▶ [Dataset records]

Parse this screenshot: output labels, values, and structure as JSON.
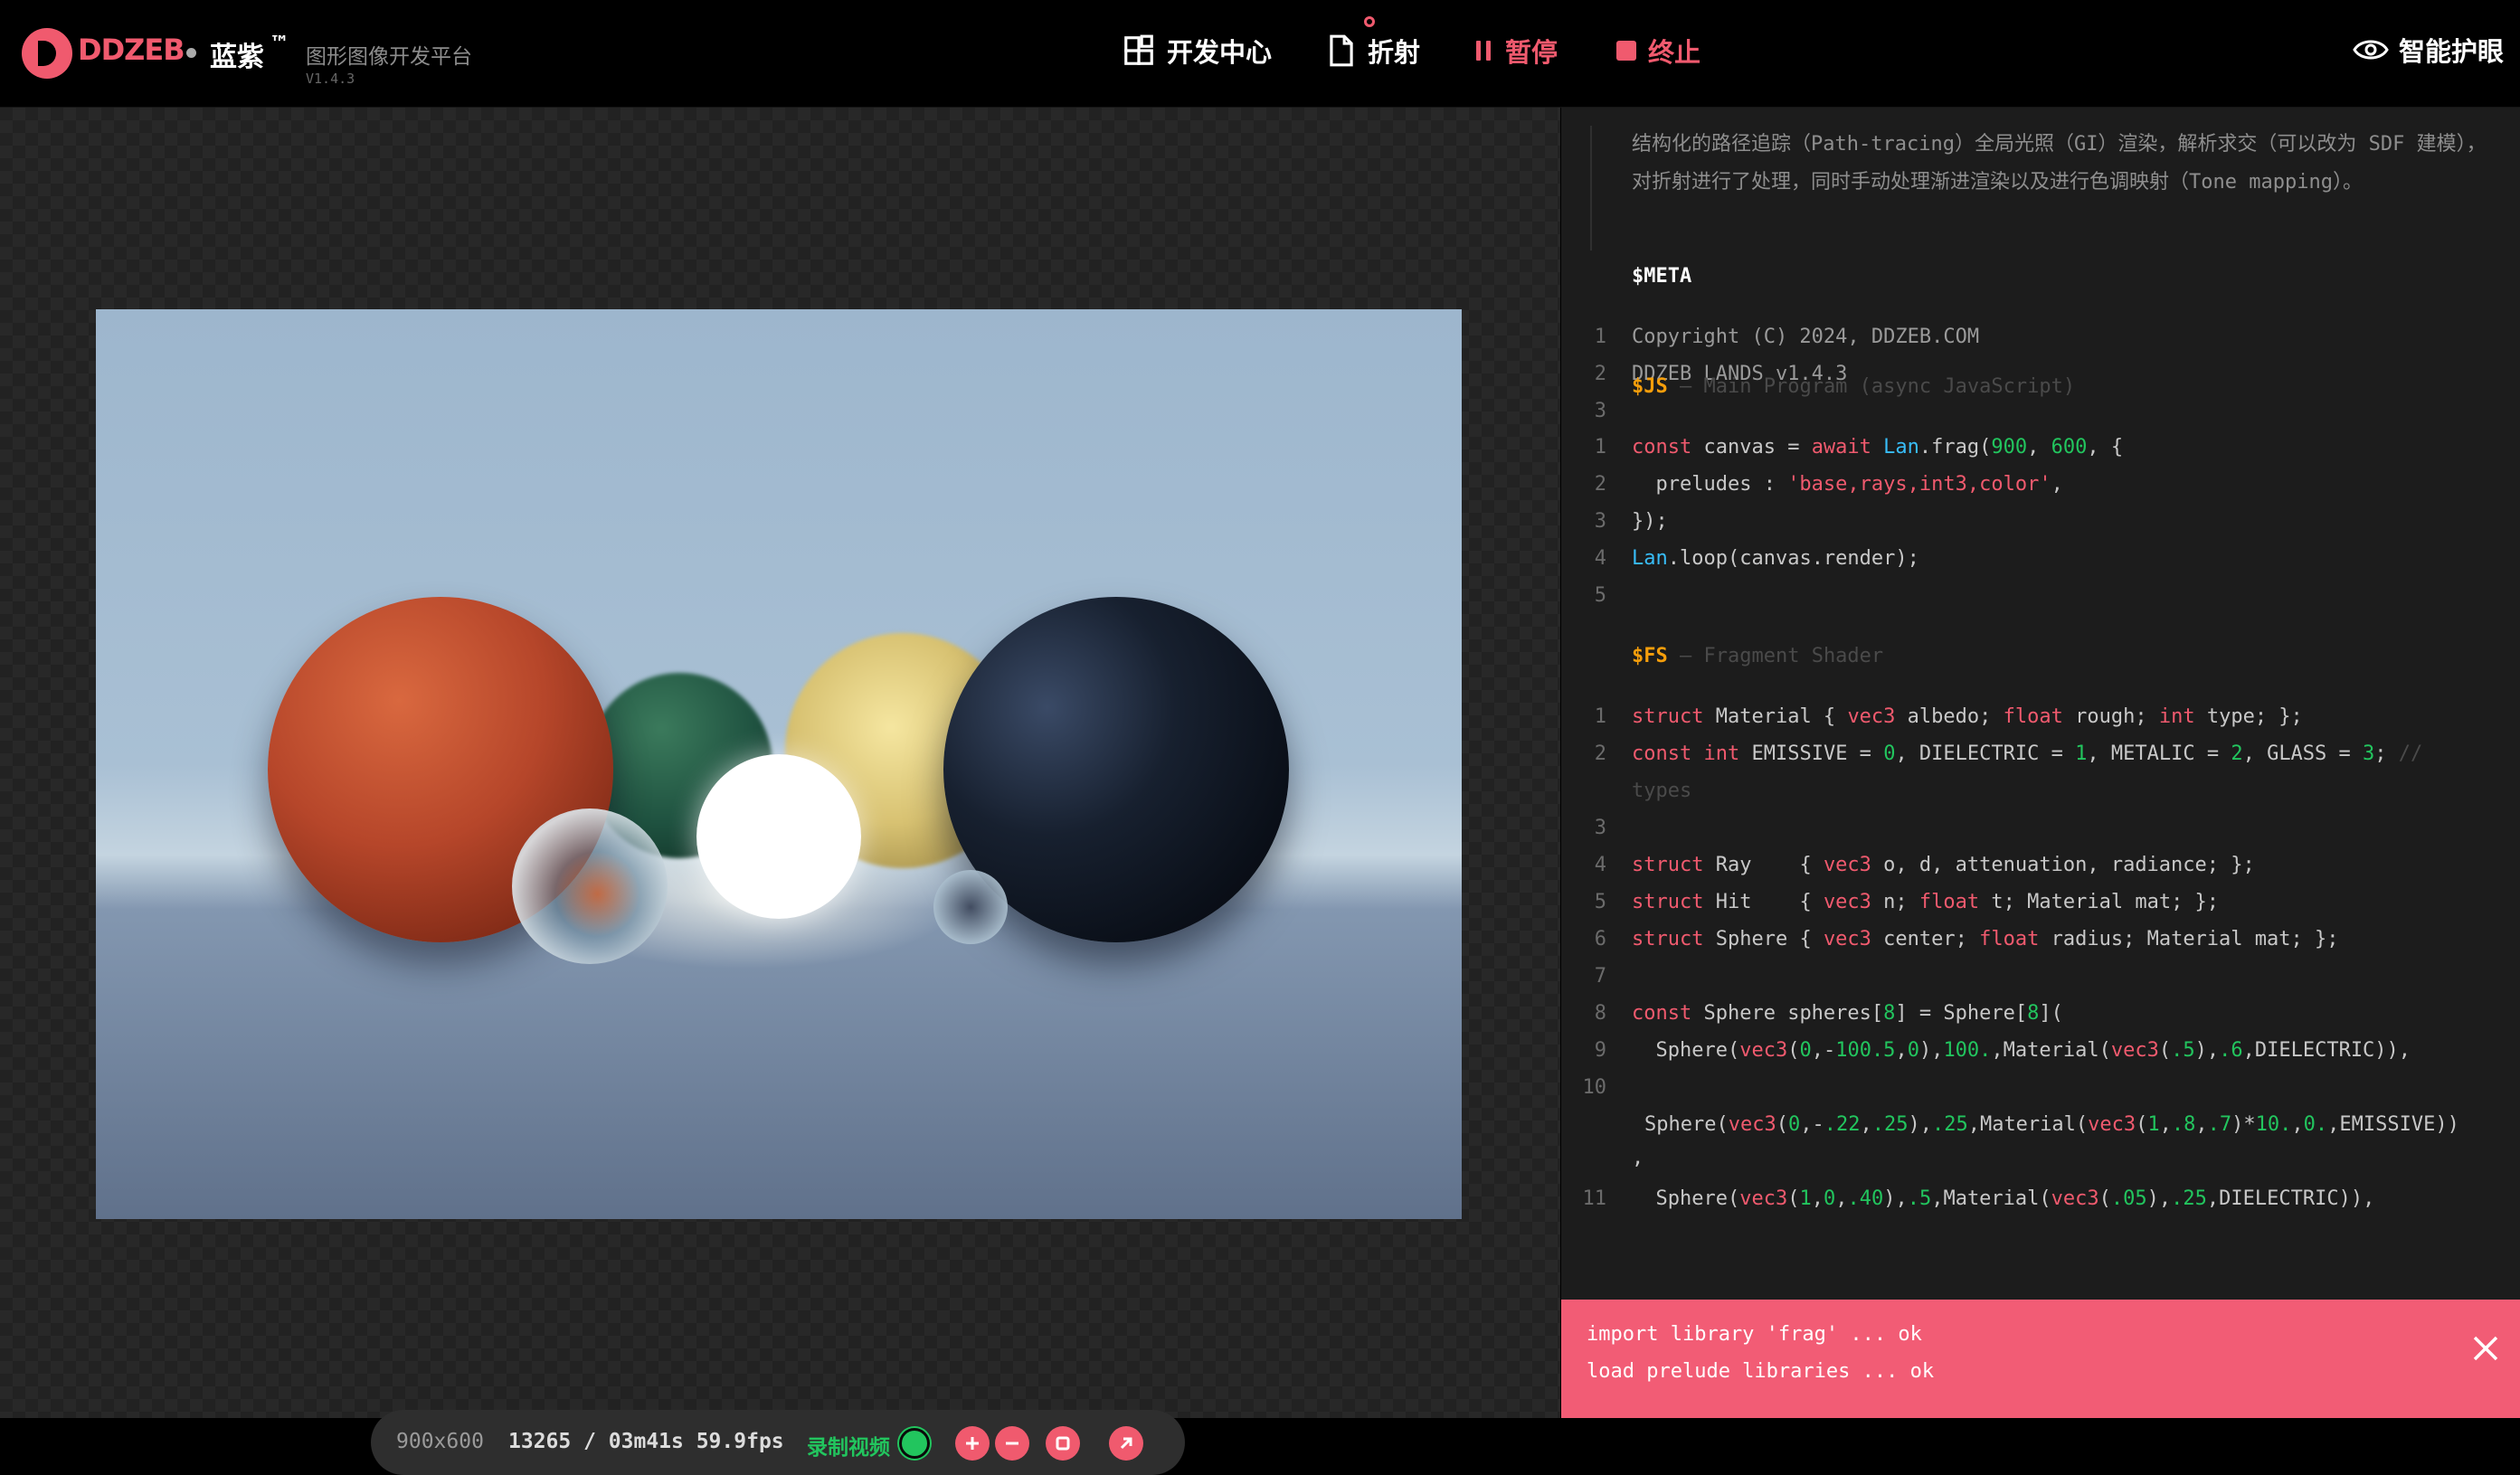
{
  "header": {
    "brand": "DDZEB",
    "brand_cn": "蓝紫",
    "trademark": "™",
    "subtitle": "图形图像开发平台",
    "version": "V1.4.3",
    "nav": {
      "dev_center": "开发中心",
      "refraction": "折射",
      "pause": "暂停",
      "stop": "终止"
    },
    "eye_care": "智能护眼",
    "icons": [
      "logo",
      "grid-icon",
      "file-icon",
      "pause-icon",
      "stop-icon",
      "eye-icon"
    ],
    "colors": {
      "accent": "#f05a6e",
      "success": "#22c55e",
      "code_number": "#22c55e",
      "code_builtin": "#38bdf8",
      "section_label": "#f59e0b"
    }
  },
  "status": {
    "resolution": "900x600",
    "frames": "13265 / 03m41s 59.9fps",
    "record_label": "录制视频",
    "record_on": true,
    "buttons": [
      "plus-icon",
      "minus-icon",
      "fit-icon",
      "open-external-icon"
    ]
  },
  "editor": {
    "intro": "结构化的路径追踪（Path-tracing）全局光照（GI）渲染，解析求交（可以改为 SDF 建模），对折射进行了处理，同时手动处理渐进渲染以及进行色调映射（Tone mapping）。",
    "meta_heading": "$META",
    "meta_lines": [
      "Copyright (C) 2024, DDZEB.COM",
      "DDZEB LANDS v1.4.3",
      ""
    ],
    "js_heading": "$JS",
    "js_desc": "— Main Program (async JavaScript)",
    "fs_heading": "$FS",
    "fs_desc": "— Fragment Shader",
    "line_numbers": [
      "1",
      "2",
      "3",
      "4",
      "5",
      "6",
      "7",
      "8",
      "9",
      "10",
      "11"
    ]
  },
  "toast": {
    "lines": [
      "import library 'frag' ... ok",
      "load prelude libraries ... ok"
    ]
  }
}
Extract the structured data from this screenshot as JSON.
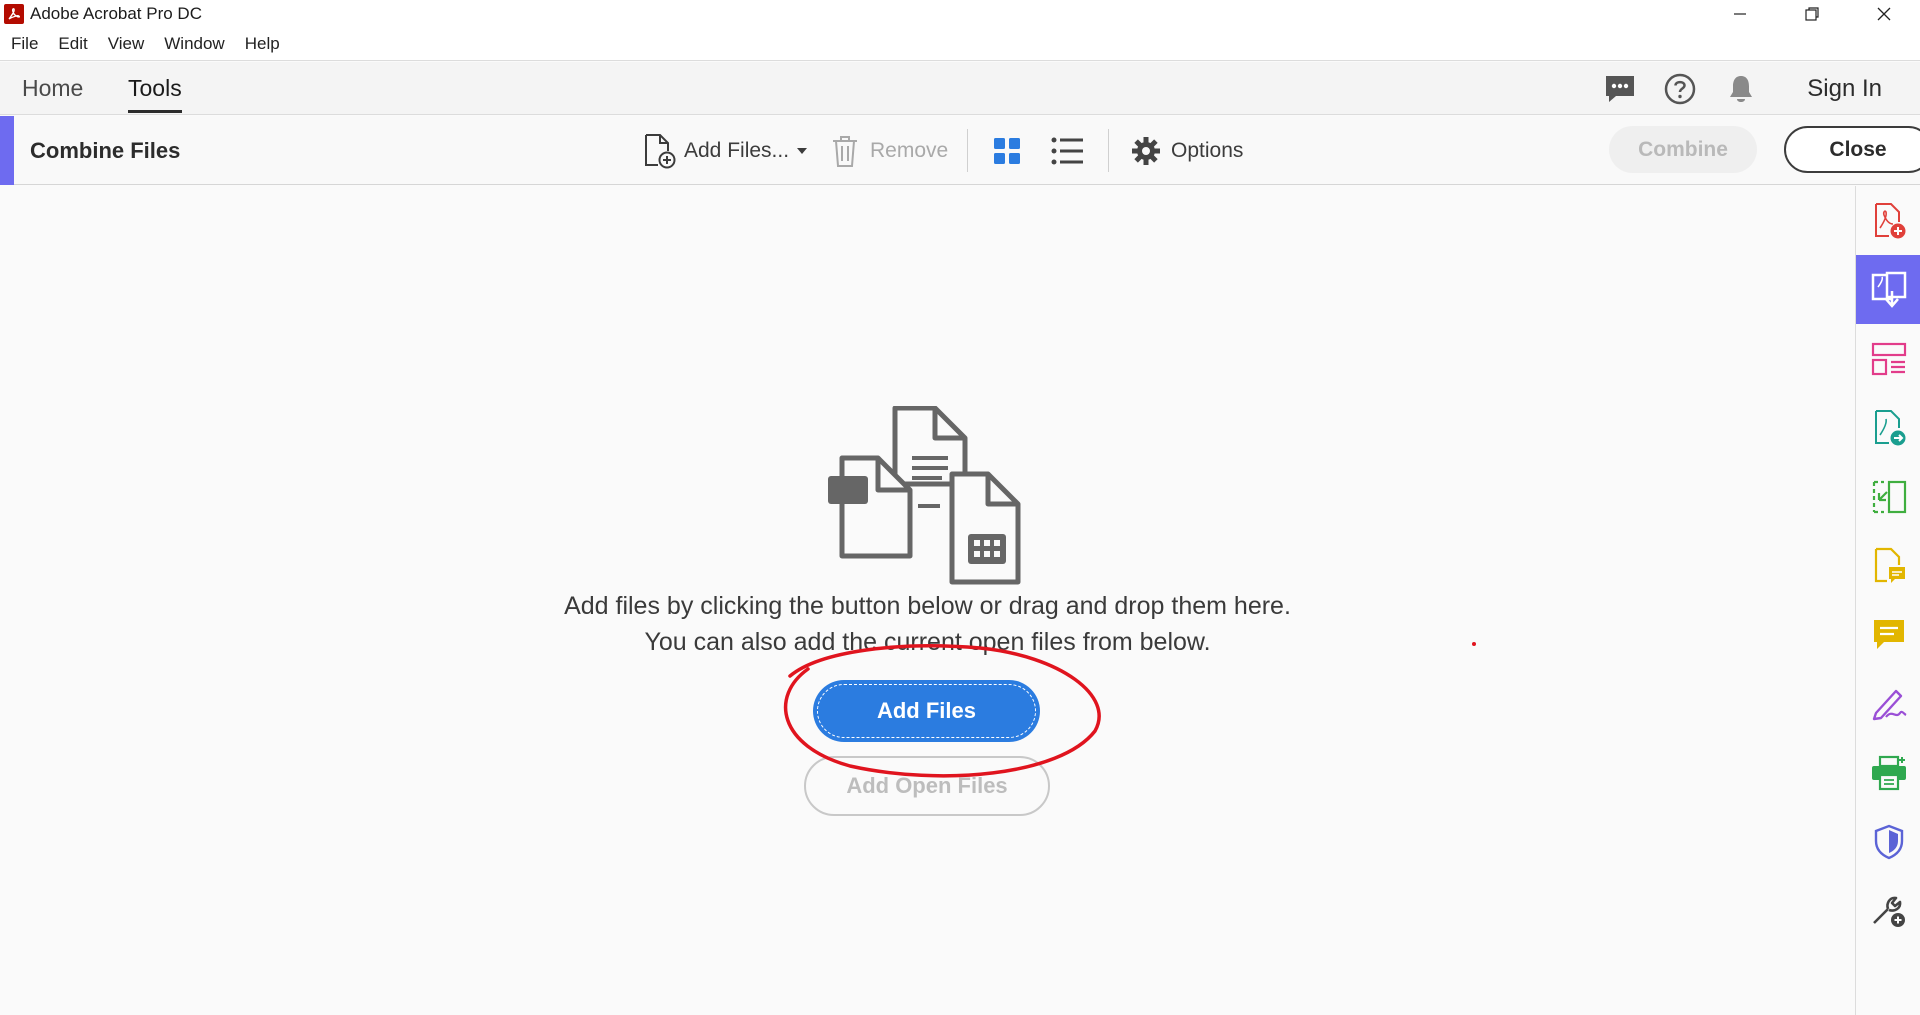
{
  "window": {
    "title": "Adobe Acrobat Pro DC"
  },
  "menu": [
    "File",
    "Edit",
    "View",
    "Window",
    "Help"
  ],
  "nav": {
    "tabs": [
      "Home",
      "Tools"
    ],
    "active_tab": "Tools",
    "sign_in": "Sign In"
  },
  "toolbar": {
    "title": "Combine Files",
    "add_files": "Add Files...",
    "remove": "Remove",
    "options": "Options",
    "combine": "Combine",
    "close": "Close"
  },
  "main": {
    "instruction_line1": "Add files by clicking the button below or drag and drop them here.",
    "instruction_line2": "You can also add the current open files from below.",
    "add_files_button": "Add Files",
    "add_open_files_button": "Add Open Files"
  },
  "right_rail": {
    "icons": [
      "create-pdf-icon",
      "combine-files-icon",
      "organize-pages-icon",
      "export-pdf-icon",
      "edit-pdf-icon",
      "comment-file-icon",
      "comment-icon",
      "fill-sign-icon",
      "print-production-icon",
      "protect-icon",
      "more-tools-icon"
    ],
    "active_index": 1
  },
  "colors": {
    "accent": "#6e6bf0",
    "primary_button": "#2b7ce0",
    "acrobat_red": "#b30b00",
    "annotation": "#e0141e"
  }
}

▶ [Task brief]
Exclude the pictures, and transcribe all of the material exactly.

▶ [The solution]
Parse this screenshot: output labels, values, and structure as JSON.
{
  "header": {
    "brand": "DDZEB",
    "brand_cn": "蓝紫",
    "trademark": "™",
    "subtitle": "图形图像开发平台",
    "version": "V1.4.3",
    "nav": {
      "dev_center": "开发中心",
      "refraction": "折射",
      "pause": "暂停",
      "stop": "终止"
    },
    "eye_care": "智能护眼",
    "icons": [
      "logo",
      "grid-icon",
      "file-icon",
      "pause-icon",
      "stop-icon",
      "eye-icon"
    ],
    "colors": {
      "accent": "#f05a6e",
      "success": "#22c55e",
      "code_number": "#22c55e",
      "code_builtin": "#38bdf8",
      "section_label": "#f59e0b"
    }
  },
  "status": {
    "resolution": "900x600",
    "frames": "13265 / 03m41s 59.9fps",
    "record_label": "录制视频",
    "record_on": true,
    "buttons": [
      "plus-icon",
      "minus-icon",
      "fit-icon",
      "open-external-icon"
    ]
  },
  "editor": {
    "intro": "结构化的路径追踪（Path-tracing）全局光照（GI）渲染，解析求交（可以改为 SDF 建模），对折射进行了处理，同时手动处理渐进渲染以及进行色调映射（Tone mapping）。",
    "meta_heading": "$META",
    "meta_lines": [
      "Copyright (C) 2024, DDZEB.COM",
      "DDZEB LANDS v1.4.3",
      ""
    ],
    "js_heading": "$JS",
    "js_desc": "— Main Program (async JavaScript)",
    "fs_heading": "$FS",
    "fs_desc": "— Fragment Shader",
    "line_numbers": [
      "1",
      "2",
      "3",
      "4",
      "5",
      "6",
      "7",
      "8",
      "9",
      "10",
      "11"
    ]
  },
  "toast": {
    "lines": [
      "import library 'frag' ... ok",
      "load prelude libraries ... ok"
    ]
  }
}
Extract the structured data from this screenshot as JSON.
{
  "window": {
    "title": "Adobe Acrobat Pro DC"
  },
  "menu": [
    "File",
    "Edit",
    "View",
    "Window",
    "Help"
  ],
  "nav": {
    "tabs": [
      "Home",
      "Tools"
    ],
    "active_tab": "Tools",
    "sign_in": "Sign In"
  },
  "toolbar": {
    "title": "Combine Files",
    "add_files": "Add Files...",
    "remove": "Remove",
    "options": "Options",
    "combine": "Combine",
    "close": "Close"
  },
  "main": {
    "instruction_line1": "Add files by clicking the button below or drag and drop them here.",
    "instruction_line2": "You can also add the current open files from below.",
    "add_files_button": "Add Files",
    "add_open_files_button": "Add Open Files"
  },
  "right_rail": {
    "icons": [
      "create-pdf-icon",
      "combine-files-icon",
      "organize-pages-icon",
      "export-pdf-icon",
      "edit-pdf-icon",
      "comment-file-icon",
      "comment-icon",
      "fill-sign-icon",
      "print-production-icon",
      "protect-icon",
      "more-tools-icon"
    ],
    "active_index": 1
  },
  "colors": {
    "accent": "#6e6bf0",
    "primary_button": "#2b7ce0",
    "acrobat_red": "#b30b00",
    "annotation": "#e0141e"
  }
}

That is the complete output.